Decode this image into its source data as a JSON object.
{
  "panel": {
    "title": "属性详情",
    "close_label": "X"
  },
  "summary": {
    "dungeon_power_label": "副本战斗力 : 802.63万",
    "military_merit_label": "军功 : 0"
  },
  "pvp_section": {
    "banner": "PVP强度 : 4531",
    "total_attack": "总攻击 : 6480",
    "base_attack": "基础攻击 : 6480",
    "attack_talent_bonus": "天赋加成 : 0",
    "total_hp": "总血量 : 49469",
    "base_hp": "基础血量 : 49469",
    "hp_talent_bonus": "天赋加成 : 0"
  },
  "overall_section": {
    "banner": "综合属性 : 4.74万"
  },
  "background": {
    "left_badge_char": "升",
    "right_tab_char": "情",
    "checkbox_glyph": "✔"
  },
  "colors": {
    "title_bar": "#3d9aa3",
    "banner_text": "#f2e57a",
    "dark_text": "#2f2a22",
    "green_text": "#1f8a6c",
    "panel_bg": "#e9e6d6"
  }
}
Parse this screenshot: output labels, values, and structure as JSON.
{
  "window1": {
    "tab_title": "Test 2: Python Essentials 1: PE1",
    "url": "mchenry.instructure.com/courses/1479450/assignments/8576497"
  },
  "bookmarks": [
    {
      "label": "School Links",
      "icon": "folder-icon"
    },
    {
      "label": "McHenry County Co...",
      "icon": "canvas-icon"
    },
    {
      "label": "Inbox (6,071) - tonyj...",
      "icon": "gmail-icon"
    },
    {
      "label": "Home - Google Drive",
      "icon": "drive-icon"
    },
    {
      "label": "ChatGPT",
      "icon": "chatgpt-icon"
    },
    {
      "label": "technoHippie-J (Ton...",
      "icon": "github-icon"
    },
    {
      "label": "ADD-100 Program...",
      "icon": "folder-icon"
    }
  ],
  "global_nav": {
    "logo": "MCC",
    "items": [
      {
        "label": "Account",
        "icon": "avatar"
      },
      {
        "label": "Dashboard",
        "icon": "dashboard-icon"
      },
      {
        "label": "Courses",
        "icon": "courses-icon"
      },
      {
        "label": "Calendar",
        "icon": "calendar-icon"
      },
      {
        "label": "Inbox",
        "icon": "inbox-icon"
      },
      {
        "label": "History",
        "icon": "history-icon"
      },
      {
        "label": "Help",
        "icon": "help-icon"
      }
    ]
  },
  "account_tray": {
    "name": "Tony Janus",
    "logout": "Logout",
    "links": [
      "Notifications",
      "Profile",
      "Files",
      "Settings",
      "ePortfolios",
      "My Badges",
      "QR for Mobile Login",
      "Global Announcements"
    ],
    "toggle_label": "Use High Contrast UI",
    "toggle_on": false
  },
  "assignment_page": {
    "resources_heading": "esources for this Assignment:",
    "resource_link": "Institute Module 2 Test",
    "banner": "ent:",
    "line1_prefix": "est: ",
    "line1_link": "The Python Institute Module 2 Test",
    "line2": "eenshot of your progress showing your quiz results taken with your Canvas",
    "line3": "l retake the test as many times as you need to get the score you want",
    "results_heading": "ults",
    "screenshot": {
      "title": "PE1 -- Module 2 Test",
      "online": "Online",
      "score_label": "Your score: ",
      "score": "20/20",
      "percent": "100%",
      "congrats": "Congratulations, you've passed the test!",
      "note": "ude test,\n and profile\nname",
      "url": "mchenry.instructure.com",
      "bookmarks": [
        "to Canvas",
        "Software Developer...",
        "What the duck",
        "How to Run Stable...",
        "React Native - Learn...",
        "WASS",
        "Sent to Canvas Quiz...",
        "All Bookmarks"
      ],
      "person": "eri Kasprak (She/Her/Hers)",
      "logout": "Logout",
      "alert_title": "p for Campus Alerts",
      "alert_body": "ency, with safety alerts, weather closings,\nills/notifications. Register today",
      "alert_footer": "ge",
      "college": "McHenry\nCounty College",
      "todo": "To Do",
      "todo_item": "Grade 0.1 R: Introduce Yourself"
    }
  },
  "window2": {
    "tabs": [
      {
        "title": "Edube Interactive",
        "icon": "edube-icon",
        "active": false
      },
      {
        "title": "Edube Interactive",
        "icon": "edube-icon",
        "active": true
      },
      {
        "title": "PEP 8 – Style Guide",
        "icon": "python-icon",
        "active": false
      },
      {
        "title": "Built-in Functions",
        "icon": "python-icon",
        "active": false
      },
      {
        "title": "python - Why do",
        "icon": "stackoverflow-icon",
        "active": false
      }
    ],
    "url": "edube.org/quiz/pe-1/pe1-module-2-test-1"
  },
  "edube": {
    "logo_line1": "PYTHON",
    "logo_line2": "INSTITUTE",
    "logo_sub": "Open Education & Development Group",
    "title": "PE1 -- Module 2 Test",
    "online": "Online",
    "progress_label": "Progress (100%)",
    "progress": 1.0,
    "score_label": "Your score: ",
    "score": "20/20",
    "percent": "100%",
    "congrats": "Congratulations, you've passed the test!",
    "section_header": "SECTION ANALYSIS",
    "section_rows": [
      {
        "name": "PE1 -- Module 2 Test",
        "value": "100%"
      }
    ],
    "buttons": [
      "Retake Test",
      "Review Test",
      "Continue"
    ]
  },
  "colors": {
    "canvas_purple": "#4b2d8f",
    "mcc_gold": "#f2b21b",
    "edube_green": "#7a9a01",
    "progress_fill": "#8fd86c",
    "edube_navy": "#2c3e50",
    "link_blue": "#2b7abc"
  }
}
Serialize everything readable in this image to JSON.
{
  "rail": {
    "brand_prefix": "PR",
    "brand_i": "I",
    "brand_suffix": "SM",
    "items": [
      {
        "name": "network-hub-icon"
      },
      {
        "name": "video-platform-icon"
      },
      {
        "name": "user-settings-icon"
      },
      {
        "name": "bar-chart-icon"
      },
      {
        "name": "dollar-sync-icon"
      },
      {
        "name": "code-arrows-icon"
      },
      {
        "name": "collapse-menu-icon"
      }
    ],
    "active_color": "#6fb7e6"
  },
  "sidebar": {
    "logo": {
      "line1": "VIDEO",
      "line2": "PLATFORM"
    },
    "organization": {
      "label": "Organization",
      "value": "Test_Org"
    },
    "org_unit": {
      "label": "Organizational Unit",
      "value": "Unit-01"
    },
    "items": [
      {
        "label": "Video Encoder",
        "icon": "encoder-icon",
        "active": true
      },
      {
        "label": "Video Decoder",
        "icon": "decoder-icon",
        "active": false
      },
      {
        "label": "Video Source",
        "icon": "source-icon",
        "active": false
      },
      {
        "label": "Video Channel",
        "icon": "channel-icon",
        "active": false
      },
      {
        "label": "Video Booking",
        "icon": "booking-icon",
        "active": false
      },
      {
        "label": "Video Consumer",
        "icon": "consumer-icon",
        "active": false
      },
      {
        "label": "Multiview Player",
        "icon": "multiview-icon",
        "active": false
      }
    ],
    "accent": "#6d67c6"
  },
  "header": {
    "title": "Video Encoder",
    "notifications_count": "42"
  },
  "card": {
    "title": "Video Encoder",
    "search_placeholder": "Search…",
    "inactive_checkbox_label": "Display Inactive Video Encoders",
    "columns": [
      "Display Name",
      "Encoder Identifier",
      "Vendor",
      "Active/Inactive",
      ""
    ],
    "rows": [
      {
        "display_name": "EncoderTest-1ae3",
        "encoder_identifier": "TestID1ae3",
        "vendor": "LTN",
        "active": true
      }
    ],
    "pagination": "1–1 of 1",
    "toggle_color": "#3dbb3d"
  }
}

##########

- TASK DESCRIPTION -
Without changing a word, restate the whole listing.

- WRITTEN RESPONSE -
Decode this image into its source data as a JSON object.
{
  "panel": {
    "title": "属性详情",
    "close_label": "X"
  },
  "summary": {
    "dungeon_power_label": "副本战斗力 : 802.63万",
    "military_merit_label": "军功 : 0"
  },
  "pvp_section": {
    "banner": "PVP强度 : 4531",
    "total_attack": "总攻击 : 6480",
    "base_attack": "基础攻击 : 6480",
    "attack_talent_bonus": "天赋加成 : 0",
    "total_hp": "总血量 : 49469",
    "base_hp": "基础血量 : 49469",
    "hp_talent_bonus": "天赋加成 : 0"
  },
  "overall_section": {
    "banner": "综合属性 : 4.74万"
  },
  "background": {
    "left_badge_char": "升",
    "right_tab_char": "情",
    "checkbox_glyph": "✔"
  },
  "colors": {
    "title_bar": "#3d9aa3",
    "banner_text": "#f2e57a",
    "dark_text": "#2f2a22",
    "green_text": "#1f8a6c",
    "panel_bg": "#e9e6d6"
  }
}
Parse this screenshot: output labels, values, and structure as JSON.
{
  "window1": {
    "tab_title": "Test 2: Python Essentials 1: PE1",
    "url": "mchenry.instructure.com/courses/1479450/assignments/8576497"
  },
  "bookmarks": [
    {
      "label": "School Links",
      "icon": "folder-icon"
    },
    {
      "label": "McHenry County Co...",
      "icon": "canvas-icon"
    },
    {
      "label": "Inbox (6,071) - tonyj...",
      "icon": "gmail-icon"
    },
    {
      "label": "Home - Google Drive",
      "icon": "drive-icon"
    },
    {
      "label": "ChatGPT",
      "icon": "chatgpt-icon"
    },
    {
      "label": "technoHippie-J (Ton...",
      "icon": "github-icon"
    },
    {
      "label": "ADD-100 Program...",
      "icon": "folder-icon"
    }
  ],
  "global_nav": {
    "logo": "MCC",
    "items": [
      {
        "label": "Account",
        "icon": "avatar"
      },
      {
        "label": "Dashboard",
        "icon": "dashboard-icon"
      },
      {
        "label": "Courses",
        "icon": "courses-icon"
      },
      {
        "label": "Calendar",
        "icon": "calendar-icon"
      },
      {
        "label": "Inbox",
        "icon": "inbox-icon"
      },
      {
        "label": "History",
        "icon": "history-icon"
      },
      {
        "label": "Help",
        "icon": "help-icon"
      }
    ]
  },
  "account_tray": {
    "name": "Tony Janus",
    "logout": "Logout",
    "links": [
      "Notifications",
      "Profile",
      "Files",
      "Settings",
      "ePortfolios",
      "My Badges",
      "QR for Mobile Login",
      "Global Announcements"
    ],
    "toggle_label": "Use High Contrast UI",
    "toggle_on": false
  },
  "assignment_page": {
    "resources_heading": "esources for this Assignment:",
    "resource_link": "Institute Module 2 Test",
    "banner": "ent:",
    "line1_prefix": "est: ",
    "line1_link": "The Python Institute Module 2 Test",
    "line2": "eenshot of your progress showing your quiz results taken with your Canvas",
    "line3": "l retake the test as many times as you need to get the score you want",
    "results_heading": "ults",
    "screenshot": {
      "title": "PE1 -- Module 2 Test",
      "online": "Online",
      "score_label": "Your score: ",
      "score": "20/20",
      "percent": "100%",
      "congrats": "Congratulations, you've passed the test!",
      "note": "ude test,\n and profile\nname",
      "url": "mchenry.instructure.com",
      "bookmarks": [
        "to Canvas",
        "Software Developer...",
        "What the duck",
        "How to Run Stable...",
        "React Native - Learn...",
        "WASS",
        "Sent to Canvas Quiz...",
        "All Bookmarks"
      ],
      "person": "eri Kasprak (She/Her/Hers)",
      "logout": "Logout",
      "alert_title": "p for Campus Alerts",
      "alert_body": "ency, with safety alerts, weather closings,\nills/notifications. Register today",
      "alert_footer": "ge",
      "college": "McHenry\nCounty College",
      "todo": "To Do",
      "todo_item": "Grade 0.1 R: Introduce Yourself"
    }
  },
  "window2": {
    "tabs": [
      {
        "title": "Edube Interactive",
        "icon": "edube-icon",
        "active": false
      },
      {
        "title": "Edube Interactive",
        "icon": "edube-icon",
        "active": true
      },
      {
        "title": "PEP 8 – Style Guide",
        "icon": "python-icon",
        "active": false
      },
      {
        "title": "Built-in Functions",
        "icon": "python-icon",
        "active": false
      },
      {
        "title": "python - Why do",
        "icon": "stackoverflow-icon",
        "active": false
      }
    ],
    "url": "edube.org/quiz/pe-1/pe1-module-2-test-1"
  },
  "edube": {
    "logo_line1": "PYTHON",
    "logo_line2": "INSTITUTE",
    "logo_sub": "Open Education & Development Group",
    "title": "PE1 -- Module 2 Test",
    "online": "Online",
    "progress_label": "Progress (100%)",
    "progress": 1.0,
    "score_label": "Your score: ",
    "score": "20/20",
    "percent": "100%",
    "congrats": "Congratulations, you've passed the test!",
    "section_header": "SECTION ANALYSIS",
    "section_rows": [
      {
        "name": "PE1 -- Module 2 Test",
        "value": "100%"
      }
    ],
    "buttons": [
      "Retake Test",
      "Review Test",
      "Continue"
    ]
  },
  "colors": {
    "canvas_purple": "#4b2d8f",
    "mcc_gold": "#f2b21b",
    "edube_green": "#7a9a01",
    "progress_fill": "#8fd86c",
    "edube_navy": "#2c3e50",
    "link_blue": "#2b7abc"
  }
}
Serialize everything readable in this image to JSON.
{
  "rail": {
    "brand_prefix": "PR",
    "brand_i": "I",
    "brand_suffix": "SM",
    "items": [
      {
        "name": "network-hub-icon"
      },
      {
        "name": "video-platform-icon"
      },
      {
        "name": "user-settings-icon"
      },
      {
        "name": "bar-chart-icon"
      },
      {
        "name": "dollar-sync-icon"
      },
      {
        "name": "code-arrows-icon"
      },
      {
        "name": "collapse-menu-icon"
      }
    ],
    "active_color": "#6fb7e6"
  },
  "sidebar": {
    "logo": {
      "line1": "VIDEO",
      "line2": "PLATFORM"
    },
    "organization": {
      "label": "Organization",
      "value": "Test_Org"
    },
    "org_unit": {
      "label": "Organizational Unit",
      "value": "Unit-01"
    },
    "items": [
      {
        "label": "Video Encoder",
        "icon": "encoder-icon",
        "active": true
      },
      {
        "label": "Video Decoder",
        "icon": "decoder-icon",
        "active": false
      },
      {
        "label": "Video Source",
        "icon": "source-icon",
        "active": false
      },
      {
        "label": "Video Channel",
        "icon": "channel-icon",
        "active": false
      },
      {
        "label": "Video Booking",
        "icon": "booking-icon",
        "active": false
      },
      {
        "label": "Video Consumer",
        "icon": "consumer-icon",
        "active": false
      },
      {
        "label": "Multiview Player",
        "icon": "multiview-icon",
        "active": false
      }
    ],
    "accent": "#6d67c6"
  },
  "header": {
    "title": "Video Encoder",
    "notifications_count": "42"
  },
  "card": {
    "title": "Video Encoder",
    "search_placeholder": "Search…",
    "inactive_checkbox_label": "Display Inactive Video Encoders",
    "columns": [
      "Display Name",
      "Encoder Identifier",
      "Vendor",
      "Active/Inactive",
      ""
    ],
    "rows": [
      {
        "display_name": "EncoderTest-1ae3",
        "encoder_identifier": "TestID1ae3",
        "vendor": "LTN",
        "active": true
      }
    ],
    "pagination": "1–1 of 1",
    "toggle_color": "#3dbb3d"
  }
}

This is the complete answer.